▸ TO BE DONE:
Return the material exactly as supplied, apart from the pictures, which are omitted.

▸ AVAILABLE DATA:
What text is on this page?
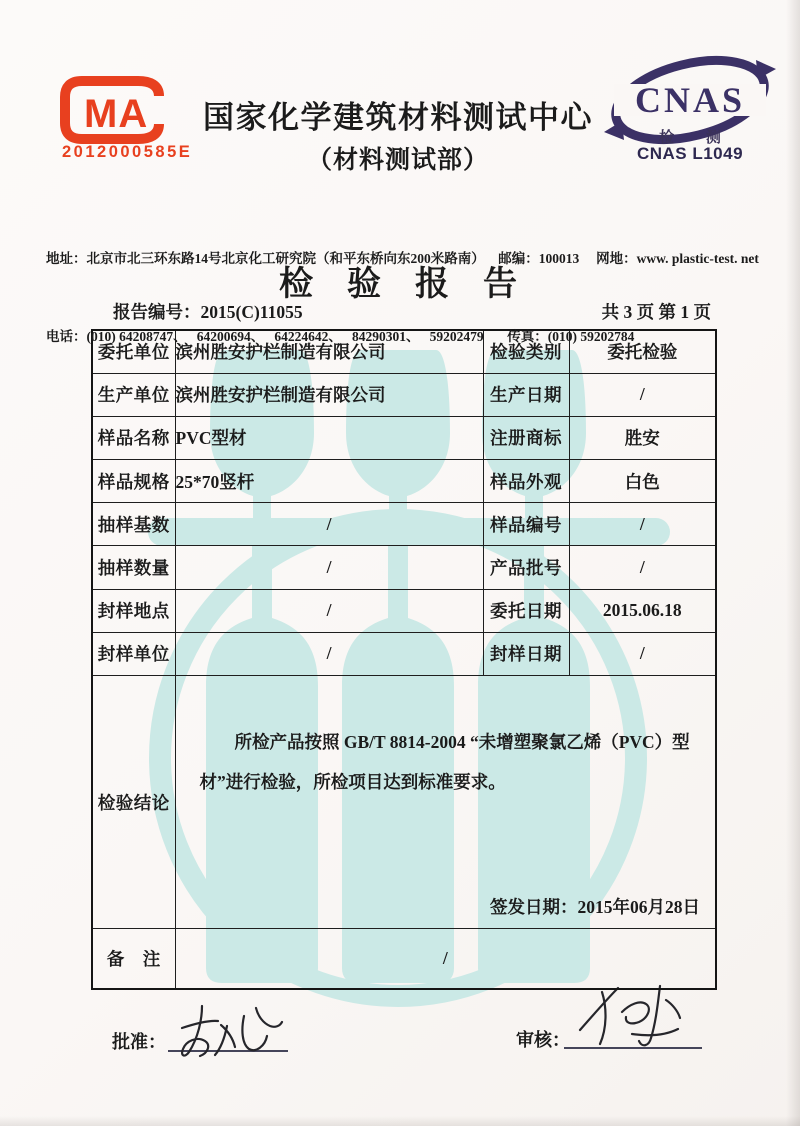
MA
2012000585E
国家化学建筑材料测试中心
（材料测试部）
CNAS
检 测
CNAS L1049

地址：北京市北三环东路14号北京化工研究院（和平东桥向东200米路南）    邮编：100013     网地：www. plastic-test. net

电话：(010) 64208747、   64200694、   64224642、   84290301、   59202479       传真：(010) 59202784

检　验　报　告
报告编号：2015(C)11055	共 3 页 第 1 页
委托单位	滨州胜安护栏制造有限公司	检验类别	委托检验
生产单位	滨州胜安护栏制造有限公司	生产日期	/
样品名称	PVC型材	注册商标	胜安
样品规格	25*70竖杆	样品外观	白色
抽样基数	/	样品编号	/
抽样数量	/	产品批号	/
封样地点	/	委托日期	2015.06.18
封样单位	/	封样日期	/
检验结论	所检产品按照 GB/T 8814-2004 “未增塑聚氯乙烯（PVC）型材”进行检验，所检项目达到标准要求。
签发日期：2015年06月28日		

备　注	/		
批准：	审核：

▸ EXPECTED ANSWER:
What text is on this page?
MA
2012000585E
国家化学建筑材料测试中心
（材料测试部）
CNAS
检 测
CNAS L1049

地址：北京市北三环东路14号北京化工研究院（和平东桥向东200米路南）    邮编：100013     网地：www. plastic-test. net

电话：(010) 64208747、   64200694、   64224642、   84290301、   59202479       传真：(010) 59202784

检　验　报　告
报告编号：2015(C)11055	共 3 页 第 1 页
委托单位	滨州胜安护栏制造有限公司	检验类别	委托检验
生产单位	滨州胜安护栏制造有限公司	生产日期	/
样品名称	PVC型材	注册商标	胜安
样品规格	25*70竖杆	样品外观	白色
抽样基数	/	样品编号	/
抽样数量	/	产品批号	/
封样地点	/	委托日期	2015.06.18
封样单位	/	封样日期	/
检验结论	所检产品按照 GB/T 8814-2004 “未增塑聚氯乙烯（PVC）型材”进行检验，所检项目达到标准要求。
签发日期：2015年06月28日		

备　注	/		
批准：	审核：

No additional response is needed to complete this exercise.